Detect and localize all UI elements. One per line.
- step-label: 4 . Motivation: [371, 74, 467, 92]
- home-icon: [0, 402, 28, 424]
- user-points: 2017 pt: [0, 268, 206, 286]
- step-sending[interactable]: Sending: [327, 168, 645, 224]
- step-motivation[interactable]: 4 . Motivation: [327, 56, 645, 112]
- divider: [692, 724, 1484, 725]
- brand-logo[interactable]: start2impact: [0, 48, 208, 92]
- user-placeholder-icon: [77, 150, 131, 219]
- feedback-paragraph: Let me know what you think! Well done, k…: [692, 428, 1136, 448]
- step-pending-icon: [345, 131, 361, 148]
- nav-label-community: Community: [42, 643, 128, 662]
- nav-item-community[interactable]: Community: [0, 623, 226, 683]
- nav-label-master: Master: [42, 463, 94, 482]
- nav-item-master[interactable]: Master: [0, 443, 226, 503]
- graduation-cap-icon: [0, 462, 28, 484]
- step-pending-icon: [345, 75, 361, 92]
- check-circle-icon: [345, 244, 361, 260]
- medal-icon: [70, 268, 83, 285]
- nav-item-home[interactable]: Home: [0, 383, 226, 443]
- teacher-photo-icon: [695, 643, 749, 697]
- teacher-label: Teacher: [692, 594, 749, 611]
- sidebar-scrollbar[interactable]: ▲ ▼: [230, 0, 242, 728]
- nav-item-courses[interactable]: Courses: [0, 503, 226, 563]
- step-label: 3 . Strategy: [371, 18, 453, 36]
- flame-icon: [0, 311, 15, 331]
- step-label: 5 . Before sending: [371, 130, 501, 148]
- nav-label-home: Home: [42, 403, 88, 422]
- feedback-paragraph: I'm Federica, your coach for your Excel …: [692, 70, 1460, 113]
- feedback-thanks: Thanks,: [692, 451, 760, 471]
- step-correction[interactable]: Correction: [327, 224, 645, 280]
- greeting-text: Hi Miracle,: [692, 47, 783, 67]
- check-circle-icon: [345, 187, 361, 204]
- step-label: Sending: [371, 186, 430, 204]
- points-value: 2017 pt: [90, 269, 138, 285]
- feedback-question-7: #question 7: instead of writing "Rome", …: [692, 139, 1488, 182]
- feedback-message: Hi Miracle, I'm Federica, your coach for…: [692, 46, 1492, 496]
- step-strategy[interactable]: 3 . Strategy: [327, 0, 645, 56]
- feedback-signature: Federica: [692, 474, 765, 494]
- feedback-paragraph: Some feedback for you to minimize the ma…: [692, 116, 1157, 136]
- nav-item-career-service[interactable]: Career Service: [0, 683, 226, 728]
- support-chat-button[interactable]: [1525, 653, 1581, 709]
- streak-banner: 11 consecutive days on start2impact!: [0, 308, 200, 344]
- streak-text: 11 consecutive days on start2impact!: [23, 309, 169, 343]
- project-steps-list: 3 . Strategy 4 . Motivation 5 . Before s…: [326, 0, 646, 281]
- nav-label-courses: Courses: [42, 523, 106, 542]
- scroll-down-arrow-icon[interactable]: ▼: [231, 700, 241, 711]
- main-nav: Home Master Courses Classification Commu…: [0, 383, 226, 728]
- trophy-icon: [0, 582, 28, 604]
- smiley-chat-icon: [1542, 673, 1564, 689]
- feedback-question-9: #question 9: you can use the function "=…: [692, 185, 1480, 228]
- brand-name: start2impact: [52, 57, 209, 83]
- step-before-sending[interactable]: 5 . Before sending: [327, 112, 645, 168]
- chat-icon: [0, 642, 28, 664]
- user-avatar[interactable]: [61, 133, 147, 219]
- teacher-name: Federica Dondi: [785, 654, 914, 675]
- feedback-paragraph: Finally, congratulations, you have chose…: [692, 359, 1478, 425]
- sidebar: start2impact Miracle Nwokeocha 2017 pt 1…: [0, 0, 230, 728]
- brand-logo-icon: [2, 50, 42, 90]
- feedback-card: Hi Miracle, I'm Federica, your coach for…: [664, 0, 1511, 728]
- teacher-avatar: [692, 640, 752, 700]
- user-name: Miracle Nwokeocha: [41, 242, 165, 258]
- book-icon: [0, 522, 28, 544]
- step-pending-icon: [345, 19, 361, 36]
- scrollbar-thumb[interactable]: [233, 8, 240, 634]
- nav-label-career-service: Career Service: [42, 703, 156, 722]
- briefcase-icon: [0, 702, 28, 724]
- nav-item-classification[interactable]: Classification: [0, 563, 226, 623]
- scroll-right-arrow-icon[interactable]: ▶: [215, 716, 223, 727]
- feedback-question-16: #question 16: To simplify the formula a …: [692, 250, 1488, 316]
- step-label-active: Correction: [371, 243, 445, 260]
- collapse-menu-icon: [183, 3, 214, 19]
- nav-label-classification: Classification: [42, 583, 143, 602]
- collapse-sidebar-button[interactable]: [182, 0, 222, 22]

# Objective
Copy every line of the material above word for word, with nothing changed.

# Answer
Detect and localize all UI elements. One per line.
- step-label: 4 . Motivation: [371, 74, 467, 92]
- home-icon: [0, 402, 28, 424]
- user-points: 2017 pt: [0, 268, 206, 286]
- step-sending[interactable]: Sending: [327, 168, 645, 224]
- step-motivation[interactable]: 4 . Motivation: [327, 56, 645, 112]
- divider: [692, 724, 1484, 725]
- brand-logo[interactable]: start2impact: [0, 48, 208, 92]
- user-placeholder-icon: [77, 150, 131, 219]
- feedback-paragraph: Let me know what you think! Well done, k…: [692, 428, 1136, 448]
- step-pending-icon: [345, 131, 361, 148]
- nav-label-community: Community: [42, 643, 128, 662]
- nav-item-community[interactable]: Community: [0, 623, 226, 683]
- nav-label-master: Master: [42, 463, 94, 482]
- nav-item-master[interactable]: Master: [0, 443, 226, 503]
- graduation-cap-icon: [0, 462, 28, 484]
- step-pending-icon: [345, 75, 361, 92]
- check-circle-icon: [345, 244, 361, 260]
- medal-icon: [70, 268, 83, 285]
- nav-item-home[interactable]: Home: [0, 383, 226, 443]
- teacher-photo-icon: [695, 643, 749, 697]
- teacher-label: Teacher: [692, 594, 749, 611]
- sidebar-scrollbar[interactable]: ▲ ▼: [230, 0, 242, 728]
- nav-item-courses[interactable]: Courses: [0, 503, 226, 563]
- step-label: 3 . Strategy: [371, 18, 453, 36]
- flame-icon: [0, 311, 15, 331]
- step-label: 5 . Before sending: [371, 130, 501, 148]
- nav-label-home: Home: [42, 403, 88, 422]
- feedback-paragraph: I'm Federica, your coach for your Excel …: [692, 70, 1460, 113]
- feedback-thanks: Thanks,: [692, 451, 760, 471]
- step-correction[interactable]: Correction: [327, 224, 645, 280]
- greeting-text: Hi Miracle,: [692, 47, 783, 67]
- check-circle-icon: [345, 187, 361, 204]
- step-label: Sending: [371, 186, 430, 204]
- points-value: 2017 pt: [90, 269, 138, 285]
- feedback-question-7: #question 7: instead of writing "Rome", …: [692, 139, 1488, 182]
- feedback-message: Hi Miracle, I'm Federica, your coach for…: [692, 46, 1492, 496]
- step-strategy[interactable]: 3 . Strategy: [327, 0, 645, 56]
- feedback-signature: Federica: [692, 474, 765, 494]
- feedback-paragraph: Some feedback for you to minimize the ma…: [692, 116, 1157, 136]
- nav-item-career-service[interactable]: Career Service: [0, 683, 226, 728]
- support-chat-button[interactable]: [1525, 653, 1581, 709]
- streak-banner: 11 consecutive days on start2impact!: [0, 308, 200, 344]
- streak-text: 11 consecutive days on start2impact!: [23, 309, 169, 343]
- project-steps-list: 3 . Strategy 4 . Motivation 5 . Before s…: [326, 0, 646, 281]
- nav-label-courses: Courses: [42, 523, 106, 542]
- scroll-down-arrow-icon[interactable]: ▼: [231, 700, 241, 711]
- main-nav: Home Master Courses Classification Commu…: [0, 383, 226, 728]
- trophy-icon: [0, 582, 28, 604]
- smiley-chat-icon: [1542, 673, 1564, 689]
- feedback-question-9: #question 9: you can use the function "=…: [692, 185, 1480, 228]
- brand-name: start2impact: [52, 57, 209, 83]
- step-before-sending[interactable]: 5 . Before sending: [327, 112, 645, 168]
- chat-icon: [0, 642, 28, 664]
- user-avatar[interactable]: [61, 133, 147, 219]
- teacher-name: Federica Dondi: [785, 654, 914, 675]
- feedback-paragraph: Finally, congratulations, you have chose…: [692, 359, 1478, 425]
- sidebar: start2impact Miracle Nwokeocha 2017 pt 1…: [0, 0, 230, 728]
- brand-logo-icon: [2, 50, 42, 90]
- feedback-card: Hi Miracle, I'm Federica, your coach for…: [664, 0, 1511, 728]
- teacher-avatar: [692, 640, 752, 700]
- user-name: Miracle Nwokeocha: [41, 242, 165, 258]
- book-icon: [0, 522, 28, 544]
- step-pending-icon: [345, 19, 361, 36]
- scrollbar-thumb[interactable]: [233, 8, 240, 634]
- nav-label-career-service: Career Service: [42, 703, 156, 722]
- briefcase-icon: [0, 702, 28, 724]
- nav-item-classification[interactable]: Classification: [0, 563, 226, 623]
- scroll-right-arrow-icon[interactable]: ▶: [215, 716, 223, 727]
- feedback-question-16: #question 16: To simplify the formula a …: [692, 250, 1488, 316]
- step-label-active: Correction: [371, 243, 445, 260]
- collapse-menu-icon: [183, 3, 214, 19]
- nav-label-classification: Classification: [42, 583, 143, 602]
- collapse-sidebar-button[interactable]: [182, 0, 222, 22]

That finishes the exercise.